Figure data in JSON
☆ ☆ ☆ ☆

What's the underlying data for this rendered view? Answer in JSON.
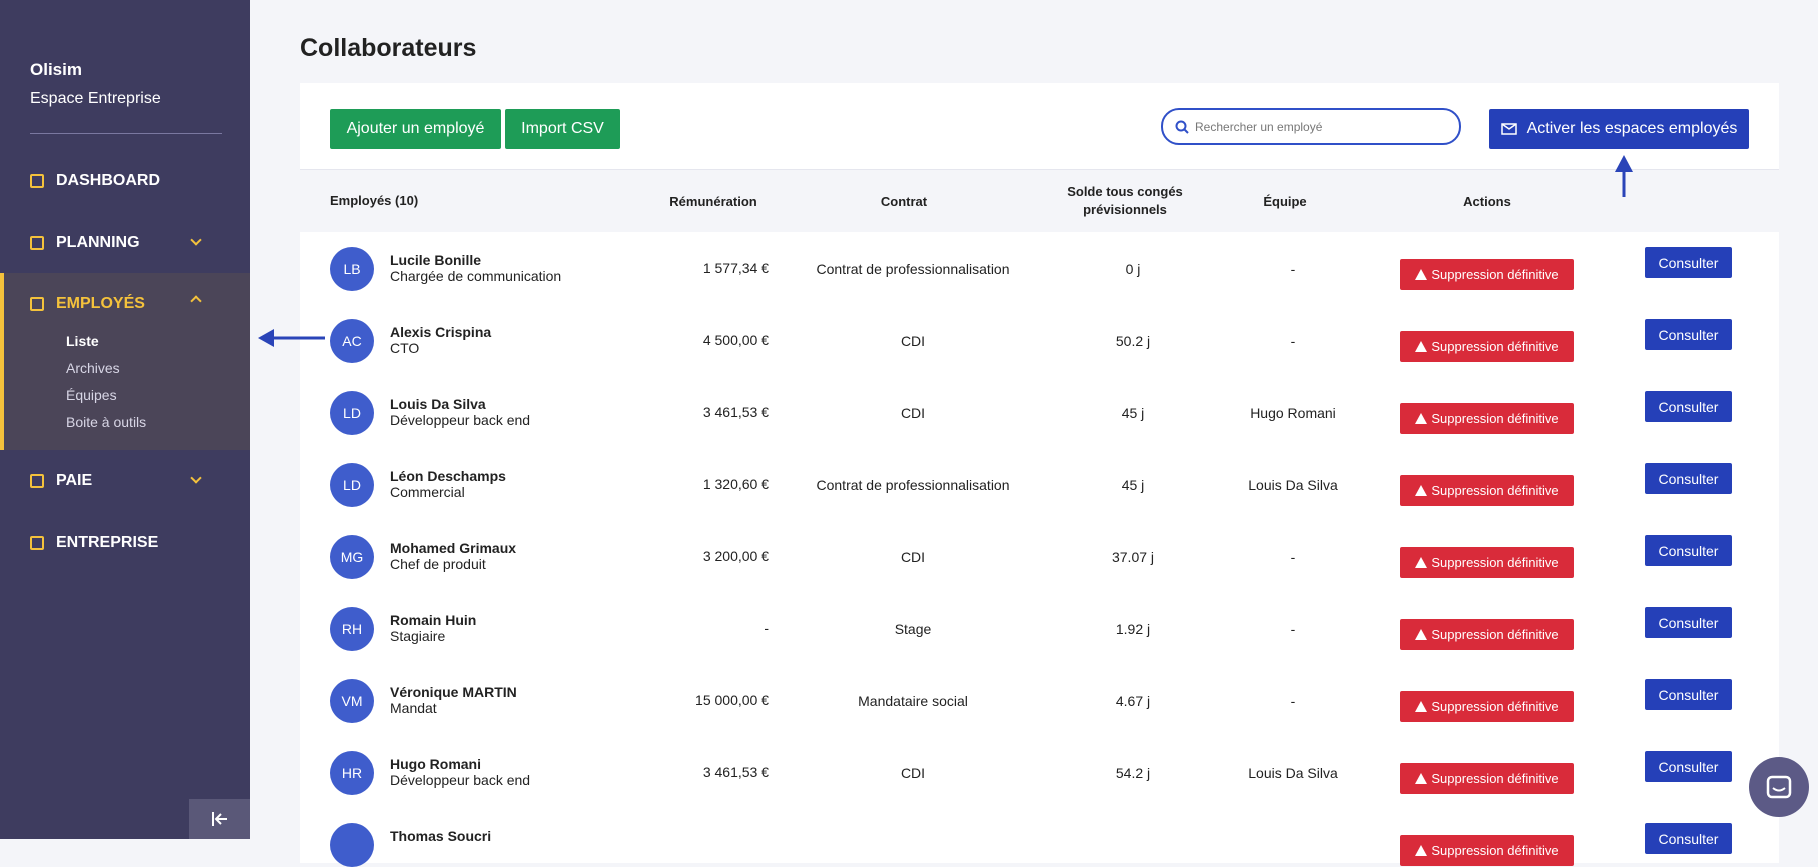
{
  "sidebar": {
    "brand": "Olisim",
    "subtitle": "Espace Entreprise",
    "nav": [
      {
        "label": "DASHBOARD"
      },
      {
        "label": "PLANNING"
      },
      {
        "label": "EMPLOYÉS",
        "children": [
          "Liste",
          "Archives",
          "Équipes",
          "Boite à outils"
        ]
      },
      {
        "label": "PAIE"
      },
      {
        "label": "ENTREPRISE"
      }
    ]
  },
  "header": {
    "title": "Collaborateurs"
  },
  "toolbar": {
    "add": "Ajouter un employé",
    "import": "Import CSV",
    "search_placeholder": "Rechercher un employé",
    "activate": "Activer les espaces employés"
  },
  "table": {
    "columns": [
      "Employés (10)",
      "Rémunération",
      "Contrat",
      "Solde tous congés prévisionnels",
      "Équipe",
      "Actions"
    ],
    "actions": {
      "delete": "Suppression définitive",
      "view": "Consulter"
    },
    "rows": [
      {
        "initials": "LB",
        "name": "Lucile Bonille",
        "role": "Chargée de communication",
        "pay": "1 577,34 €",
        "contract": "Contrat de professionnalisation",
        "balance": "0 j",
        "team": "-"
      },
      {
        "initials": "AC",
        "name": "Alexis Crispina",
        "role": "CTO",
        "pay": "4 500,00 €",
        "contract": "CDI",
        "balance": "50.2 j",
        "team": "-"
      },
      {
        "initials": "LD",
        "name": "Louis Da Silva",
        "role": "Développeur back end",
        "pay": "3 461,53 €",
        "contract": "CDI",
        "balance": "45 j",
        "team": "Hugo Romani"
      },
      {
        "initials": "LD",
        "name": "Léon Deschamps",
        "role": "Commercial",
        "pay": "1 320,60 €",
        "contract": "Contrat de professionnalisation",
        "balance": "45 j",
        "team": "Louis Da Silva"
      },
      {
        "initials": "MG",
        "name": "Mohamed Grimaux",
        "role": "Chef de produit",
        "pay": "3 200,00 €",
        "contract": "CDI",
        "balance": "37.07 j",
        "team": "-"
      },
      {
        "initials": "RH",
        "name": "Romain Huin",
        "role": "Stagiaire",
        "pay": "-",
        "contract": "Stage",
        "balance": "1.92 j",
        "team": "-"
      },
      {
        "initials": "VM",
        "name": "Véronique MARTIN",
        "role": "Mandat",
        "pay": "15 000,00 €",
        "contract": "Mandataire social",
        "balance": "4.67 j",
        "team": "-"
      },
      {
        "initials": "HR",
        "name": "Hugo Romani",
        "role": "Développeur back end",
        "pay": "3 461,53 €",
        "contract": "CDI",
        "balance": "54.2 j",
        "team": "Louis Da Silva"
      },
      {
        "name": "Thomas Soucri"
      }
    ]
  }
}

☆ ☆ ☆ ☆

## EXERCISE INSTRUCTIONS
Find the string "role" in the records, then copy each line where it occurs.

## THE OUTPUT
        "role": "Chargée de communication",
        "role": "CTO",
        "role": "Développeur back end",
        "role": "Commercial",
        "role": "Chef de produit",
        "role": "Stagiaire",
        "role": "Mandat",
        "role": "Développeur back end",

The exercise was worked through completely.